[Start STORED ROWS]

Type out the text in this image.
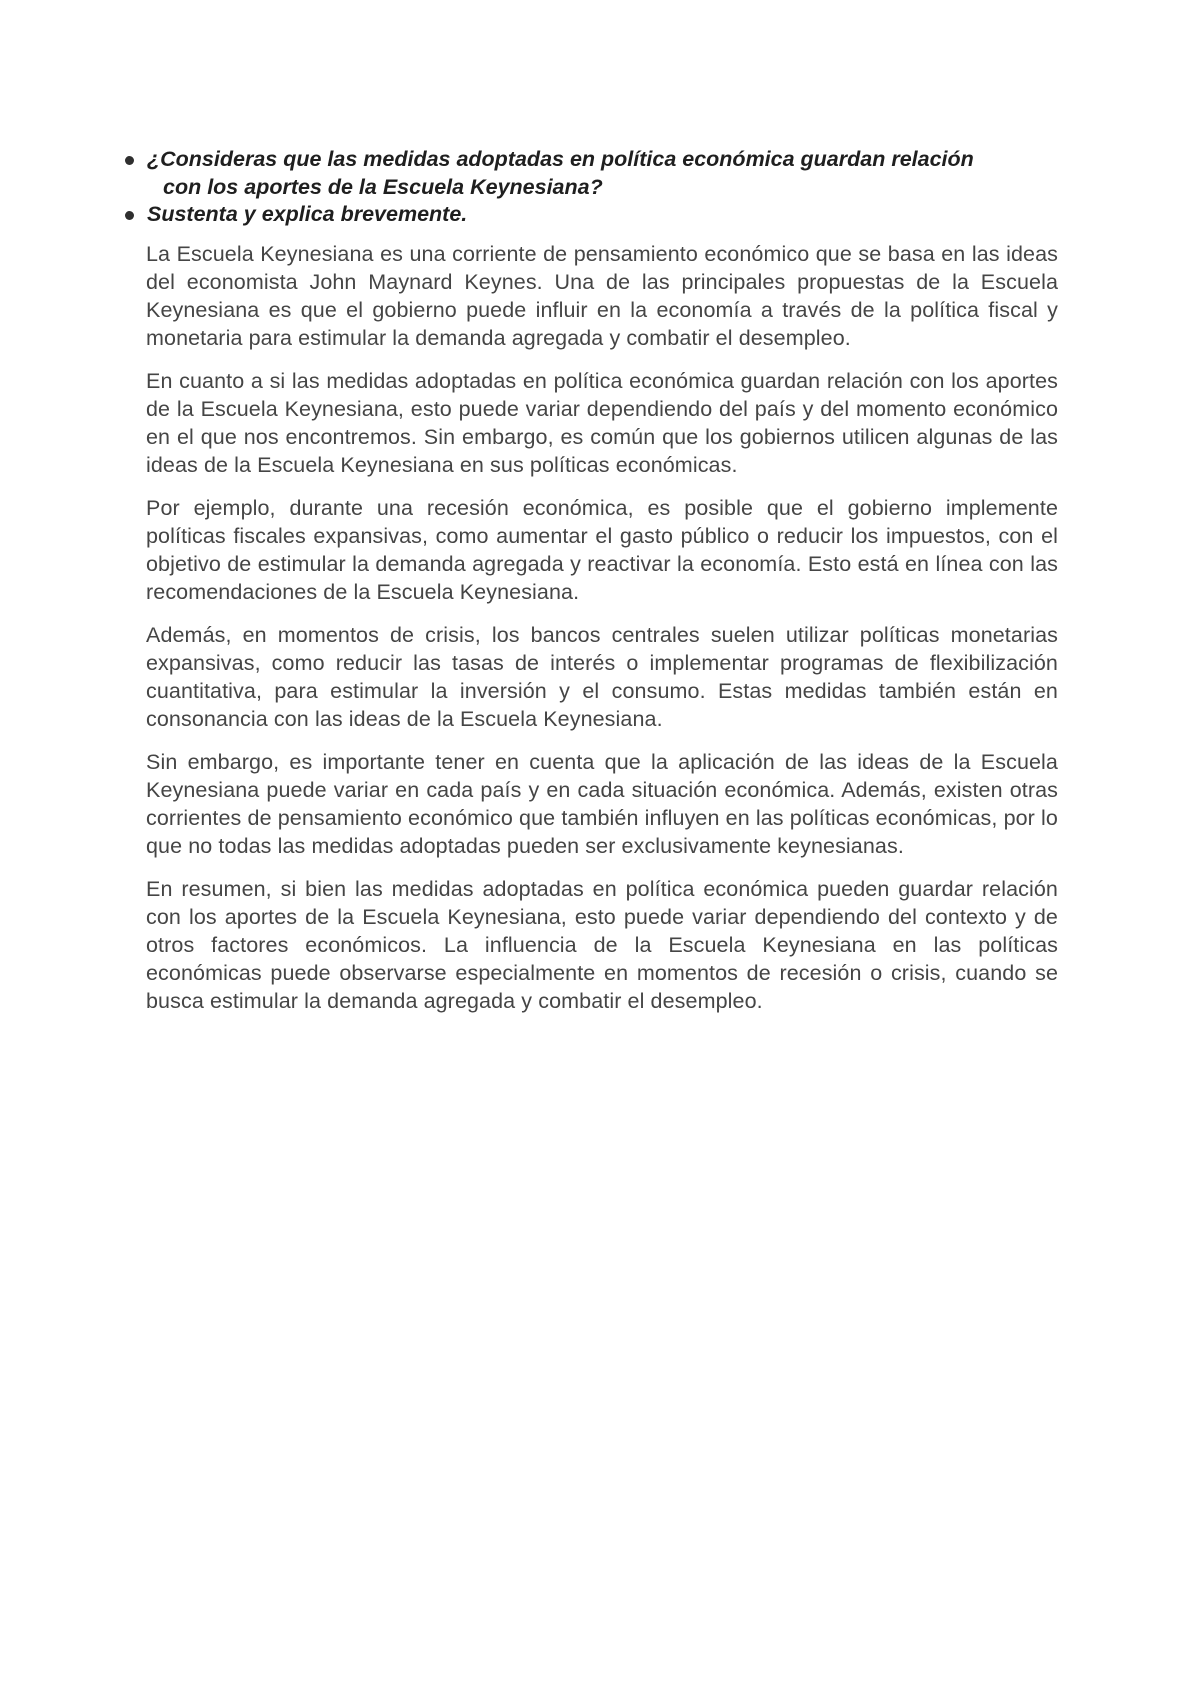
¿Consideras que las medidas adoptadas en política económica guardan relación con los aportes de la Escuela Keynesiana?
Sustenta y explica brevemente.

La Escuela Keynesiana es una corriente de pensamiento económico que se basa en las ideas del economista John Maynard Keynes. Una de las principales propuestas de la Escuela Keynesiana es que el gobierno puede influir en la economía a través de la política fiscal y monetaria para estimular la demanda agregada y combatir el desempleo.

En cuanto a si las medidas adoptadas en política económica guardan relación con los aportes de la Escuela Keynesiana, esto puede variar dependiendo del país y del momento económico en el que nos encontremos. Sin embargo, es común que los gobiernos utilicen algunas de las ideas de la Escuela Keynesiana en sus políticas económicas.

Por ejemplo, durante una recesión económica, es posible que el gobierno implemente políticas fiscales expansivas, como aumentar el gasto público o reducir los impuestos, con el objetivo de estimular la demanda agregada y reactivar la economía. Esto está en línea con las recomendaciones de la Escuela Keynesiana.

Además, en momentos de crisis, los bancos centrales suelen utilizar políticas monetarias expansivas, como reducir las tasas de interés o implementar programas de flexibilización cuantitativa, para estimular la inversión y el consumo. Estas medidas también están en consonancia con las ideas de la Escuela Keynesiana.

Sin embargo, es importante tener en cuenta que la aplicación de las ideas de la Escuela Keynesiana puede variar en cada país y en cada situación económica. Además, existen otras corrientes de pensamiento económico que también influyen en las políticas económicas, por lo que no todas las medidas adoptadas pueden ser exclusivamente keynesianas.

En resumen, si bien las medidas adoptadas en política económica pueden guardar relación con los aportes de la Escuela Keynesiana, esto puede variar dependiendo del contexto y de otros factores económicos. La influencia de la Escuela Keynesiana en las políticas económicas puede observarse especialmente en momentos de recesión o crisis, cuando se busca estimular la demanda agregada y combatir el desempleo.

[End STORED ROWS]

* **TASK BRIEF**
Your task is to reproduce all of the material exactly. The pictures stay out.

* **RIGHT ANSWER**
Type out the text in this image.
¿Consideras que las medidas adoptadas en política económica guardan relación con los aportes de la Escuela Keynesiana?
Sustenta y explica brevemente.

La Escuela Keynesiana es una corriente de pensamiento económico que se basa en las ideas del economista John Maynard Keynes. Una de las principales propuestas de la Escuela Keynesiana es que el gobierno puede influir en la economía a través de la política fiscal y monetaria para estimular la demanda agregada y combatir el desempleo.

En cuanto a si las medidas adoptadas en política económica guardan relación con los aportes de la Escuela Keynesiana, esto puede variar dependiendo del país y del momento económico en el que nos encontremos. Sin embargo, es común que los gobiernos utilicen algunas de las ideas de la Escuela Keynesiana en sus políticas económicas.

Por ejemplo, durante una recesión económica, es posible que el gobierno implemente políticas fiscales expansivas, como aumentar el gasto público o reducir los impuestos, con el objetivo de estimular la demanda agregada y reactivar la economía. Esto está en línea con las recomendaciones de la Escuela Keynesiana.

Además, en momentos de crisis, los bancos centrales suelen utilizar políticas monetarias expansivas, como reducir las tasas de interés o implementar programas de flexibilización cuantitativa, para estimular la inversión y el consumo. Estas medidas también están en consonancia con las ideas de la Escuela Keynesiana.

Sin embargo, es importante tener en cuenta que la aplicación de las ideas de la Escuela Keynesiana puede variar en cada país y en cada situación económica. Además, existen otras corrientes de pensamiento económico que también influyen en las políticas económicas, por lo que no todas las medidas adoptadas pueden ser exclusivamente keynesianas.

En resumen, si bien las medidas adoptadas en política económica pueden guardar relación con los aportes de la Escuela Keynesiana, esto puede variar dependiendo del contexto y de otros factores económicos. La influencia de la Escuela Keynesiana en las políticas económicas puede observarse especialmente en momentos de recesión o crisis, cuando se busca estimular la demanda agregada y combatir el desempleo.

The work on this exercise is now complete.